Do this
Each line of the listing that contains the word "Phạm" is to be copied.
[START The data]
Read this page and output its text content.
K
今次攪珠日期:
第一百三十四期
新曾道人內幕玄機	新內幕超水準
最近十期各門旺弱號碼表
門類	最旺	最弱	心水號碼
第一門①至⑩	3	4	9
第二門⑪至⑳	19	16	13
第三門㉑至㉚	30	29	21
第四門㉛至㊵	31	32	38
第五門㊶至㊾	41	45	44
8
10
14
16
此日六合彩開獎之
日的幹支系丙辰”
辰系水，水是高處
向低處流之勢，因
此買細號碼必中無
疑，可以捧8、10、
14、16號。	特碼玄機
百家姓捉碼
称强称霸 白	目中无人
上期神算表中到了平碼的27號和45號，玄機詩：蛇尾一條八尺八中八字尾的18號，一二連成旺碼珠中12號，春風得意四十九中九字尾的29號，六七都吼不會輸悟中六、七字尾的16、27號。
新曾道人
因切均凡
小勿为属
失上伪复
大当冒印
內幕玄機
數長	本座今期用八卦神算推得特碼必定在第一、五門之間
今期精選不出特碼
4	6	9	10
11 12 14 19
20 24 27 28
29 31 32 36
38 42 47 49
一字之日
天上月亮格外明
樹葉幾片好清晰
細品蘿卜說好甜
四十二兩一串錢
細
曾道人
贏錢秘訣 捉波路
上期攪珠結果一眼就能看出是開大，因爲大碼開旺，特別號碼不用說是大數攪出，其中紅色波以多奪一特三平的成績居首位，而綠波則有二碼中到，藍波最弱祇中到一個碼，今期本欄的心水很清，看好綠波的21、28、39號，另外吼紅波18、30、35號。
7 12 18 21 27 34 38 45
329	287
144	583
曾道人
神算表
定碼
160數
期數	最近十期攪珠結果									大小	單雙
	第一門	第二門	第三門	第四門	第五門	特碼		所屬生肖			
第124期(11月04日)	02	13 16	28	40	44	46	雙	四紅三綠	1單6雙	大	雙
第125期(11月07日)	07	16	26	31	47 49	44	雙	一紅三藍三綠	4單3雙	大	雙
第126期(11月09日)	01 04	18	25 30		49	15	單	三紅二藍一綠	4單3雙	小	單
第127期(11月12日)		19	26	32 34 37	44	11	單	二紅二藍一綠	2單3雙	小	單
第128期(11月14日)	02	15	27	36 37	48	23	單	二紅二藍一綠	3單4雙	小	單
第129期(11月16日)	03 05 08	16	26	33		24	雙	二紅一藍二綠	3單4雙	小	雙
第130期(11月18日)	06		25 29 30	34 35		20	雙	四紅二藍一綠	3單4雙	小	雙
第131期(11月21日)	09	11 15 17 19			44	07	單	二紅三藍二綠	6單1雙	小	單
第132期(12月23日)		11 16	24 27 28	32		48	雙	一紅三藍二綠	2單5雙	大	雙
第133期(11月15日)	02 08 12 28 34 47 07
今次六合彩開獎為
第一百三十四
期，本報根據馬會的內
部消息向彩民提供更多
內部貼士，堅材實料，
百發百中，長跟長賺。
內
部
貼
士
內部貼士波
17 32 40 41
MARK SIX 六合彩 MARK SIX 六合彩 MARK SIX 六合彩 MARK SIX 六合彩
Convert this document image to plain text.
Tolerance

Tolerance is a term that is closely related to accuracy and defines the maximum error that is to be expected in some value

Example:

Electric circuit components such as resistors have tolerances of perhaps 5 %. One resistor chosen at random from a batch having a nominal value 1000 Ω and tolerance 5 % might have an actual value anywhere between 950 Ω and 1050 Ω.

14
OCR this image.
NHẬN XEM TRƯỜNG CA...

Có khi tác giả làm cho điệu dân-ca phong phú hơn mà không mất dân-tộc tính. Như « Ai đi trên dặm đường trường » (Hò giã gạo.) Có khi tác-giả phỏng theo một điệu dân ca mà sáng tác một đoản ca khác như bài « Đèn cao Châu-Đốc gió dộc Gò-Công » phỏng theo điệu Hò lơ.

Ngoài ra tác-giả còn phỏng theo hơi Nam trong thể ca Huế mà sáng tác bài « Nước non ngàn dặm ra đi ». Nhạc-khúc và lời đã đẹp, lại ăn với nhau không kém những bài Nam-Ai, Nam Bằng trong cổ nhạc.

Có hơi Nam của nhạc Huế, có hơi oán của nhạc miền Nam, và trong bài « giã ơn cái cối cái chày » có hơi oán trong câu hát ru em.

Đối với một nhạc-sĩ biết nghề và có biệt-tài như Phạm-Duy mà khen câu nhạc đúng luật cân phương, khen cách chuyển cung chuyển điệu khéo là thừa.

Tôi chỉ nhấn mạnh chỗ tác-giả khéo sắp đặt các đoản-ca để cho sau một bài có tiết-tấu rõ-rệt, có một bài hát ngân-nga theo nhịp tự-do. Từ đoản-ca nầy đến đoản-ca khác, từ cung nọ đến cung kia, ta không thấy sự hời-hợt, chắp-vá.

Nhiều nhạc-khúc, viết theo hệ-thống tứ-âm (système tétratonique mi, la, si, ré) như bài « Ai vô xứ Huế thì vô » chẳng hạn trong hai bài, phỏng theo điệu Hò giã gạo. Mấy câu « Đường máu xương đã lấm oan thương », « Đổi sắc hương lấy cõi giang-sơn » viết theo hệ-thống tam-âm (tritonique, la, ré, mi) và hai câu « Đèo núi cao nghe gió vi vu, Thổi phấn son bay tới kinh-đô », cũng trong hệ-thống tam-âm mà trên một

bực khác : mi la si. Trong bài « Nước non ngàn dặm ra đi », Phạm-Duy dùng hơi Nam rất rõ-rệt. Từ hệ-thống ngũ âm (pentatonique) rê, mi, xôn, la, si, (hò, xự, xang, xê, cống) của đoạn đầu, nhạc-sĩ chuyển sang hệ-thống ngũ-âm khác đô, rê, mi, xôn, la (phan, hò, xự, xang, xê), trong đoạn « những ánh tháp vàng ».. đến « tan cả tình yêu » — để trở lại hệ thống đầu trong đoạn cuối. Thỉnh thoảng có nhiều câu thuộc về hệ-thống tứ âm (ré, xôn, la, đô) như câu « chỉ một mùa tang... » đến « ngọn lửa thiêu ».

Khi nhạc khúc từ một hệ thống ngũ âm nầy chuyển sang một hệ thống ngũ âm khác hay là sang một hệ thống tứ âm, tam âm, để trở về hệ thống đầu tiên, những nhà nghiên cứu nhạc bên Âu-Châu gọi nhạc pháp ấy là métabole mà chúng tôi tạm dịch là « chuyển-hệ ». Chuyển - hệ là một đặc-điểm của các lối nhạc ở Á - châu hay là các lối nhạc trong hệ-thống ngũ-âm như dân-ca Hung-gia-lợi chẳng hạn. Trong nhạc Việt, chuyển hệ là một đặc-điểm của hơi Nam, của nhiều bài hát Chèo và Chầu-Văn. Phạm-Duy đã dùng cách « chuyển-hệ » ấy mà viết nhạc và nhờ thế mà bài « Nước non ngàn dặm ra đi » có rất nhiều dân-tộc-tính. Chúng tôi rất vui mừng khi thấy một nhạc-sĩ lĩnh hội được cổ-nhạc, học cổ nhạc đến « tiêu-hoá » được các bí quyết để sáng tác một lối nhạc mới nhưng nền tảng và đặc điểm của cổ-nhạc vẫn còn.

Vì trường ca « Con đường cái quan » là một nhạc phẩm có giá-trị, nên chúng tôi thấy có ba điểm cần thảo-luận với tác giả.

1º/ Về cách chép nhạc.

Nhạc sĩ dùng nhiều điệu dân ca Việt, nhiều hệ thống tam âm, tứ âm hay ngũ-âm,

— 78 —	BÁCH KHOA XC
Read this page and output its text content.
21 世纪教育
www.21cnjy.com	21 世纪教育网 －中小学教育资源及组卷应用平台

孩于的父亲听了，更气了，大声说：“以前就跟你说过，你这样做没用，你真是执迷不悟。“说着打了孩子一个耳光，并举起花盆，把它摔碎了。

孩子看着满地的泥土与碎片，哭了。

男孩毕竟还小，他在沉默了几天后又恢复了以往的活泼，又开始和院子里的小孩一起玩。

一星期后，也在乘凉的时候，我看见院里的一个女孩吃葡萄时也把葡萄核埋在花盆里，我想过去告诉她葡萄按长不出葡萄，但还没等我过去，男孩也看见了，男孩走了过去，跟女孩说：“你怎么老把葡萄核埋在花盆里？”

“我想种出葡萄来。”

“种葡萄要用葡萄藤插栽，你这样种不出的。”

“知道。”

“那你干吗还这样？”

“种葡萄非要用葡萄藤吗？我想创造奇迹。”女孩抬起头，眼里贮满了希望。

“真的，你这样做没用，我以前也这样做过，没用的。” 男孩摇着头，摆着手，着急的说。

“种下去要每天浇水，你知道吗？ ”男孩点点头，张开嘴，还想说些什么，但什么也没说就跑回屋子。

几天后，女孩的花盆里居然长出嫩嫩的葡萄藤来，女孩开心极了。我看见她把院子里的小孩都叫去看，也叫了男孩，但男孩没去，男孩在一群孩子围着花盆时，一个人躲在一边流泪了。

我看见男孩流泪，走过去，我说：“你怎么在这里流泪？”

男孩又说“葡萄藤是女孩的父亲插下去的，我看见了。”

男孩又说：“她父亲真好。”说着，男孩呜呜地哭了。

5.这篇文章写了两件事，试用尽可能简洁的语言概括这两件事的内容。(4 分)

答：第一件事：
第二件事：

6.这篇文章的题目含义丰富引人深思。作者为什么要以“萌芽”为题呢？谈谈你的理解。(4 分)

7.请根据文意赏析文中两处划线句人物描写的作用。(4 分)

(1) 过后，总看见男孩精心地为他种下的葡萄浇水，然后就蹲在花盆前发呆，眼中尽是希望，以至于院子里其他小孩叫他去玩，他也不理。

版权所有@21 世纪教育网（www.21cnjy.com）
[END The data]
Response
Đối với một nhạc-sĩ biết nghề và có biệt-tài như Phạm-Duy mà khen câu nhạc đúng luật cân phương, khen cách chuyển cung chuyển điệu khéo là thừa.
bực khác : mi la si. Trong bài « Nước non ngàn dặm ra đi », Phạm-Duy dùng hơi Nam rất rõ-rệt. Từ hệ-thống ngũ âm (pentatonique) rê, mi, xôn, la, si, (hò, xự, xang, xê, cống) của đoạn đầu, nhạc-sĩ chuyển sang hệ-thống ngũ-âm khác đô, rê, mi, xôn, la (phan, hò, xự, xang, xê), trong đoạn « những ánh tháp vàng ».. đến « tan cả tình yêu » — để trở lại hệ thống đầu trong đoạn cuối. Thỉnh thoảng có nhiều câu thuộc về hệ-thống tứ âm (ré, xôn, la, đô) như câu « chỉ một mùa tang... » đến « ngọn lửa thiêu ».
Khi nhạc khúc từ một hệ thống ngũ âm nầy chuyển sang một hệ thống ngũ âm khác hay là sang một hệ thống tứ âm, tam âm, để trở về hệ thống đầu tiên, những nhà nghiên cứu nhạc bên Âu-Châu gọi nhạc pháp ấy là métabole mà chúng tôi tạm dịch là « chuyển-hệ ». Chuyển - hệ là một đặc-điểm của các lối nhạc ở Á - châu hay là các lối nhạc trong hệ-thống ngũ-âm như dân-ca Hung-gia-lợi chẳng hạn. Trong nhạc Việt, chuyển hệ là một đặc-điểm của hơi Nam, của nhiều bài hát Chèo và Chầu-Văn. Phạm-Duy đã dùng cách « chuyển-hệ » ấy mà viết nhạc và nhờ thế mà bài « Nước non ngàn dặm ra đi » có rất nhiều dân-tộc-tính. Chúng tôi rất vui mừng khi thấy một nhạc-sĩ lĩnh hội được cổ-nhạc, học cổ nhạc đến « tiêu-hoá » được các bí quyết để sáng tác một lối nhạc mới nhưng nền tảng và đặc điểm của cổ-nhạc vẫn còn.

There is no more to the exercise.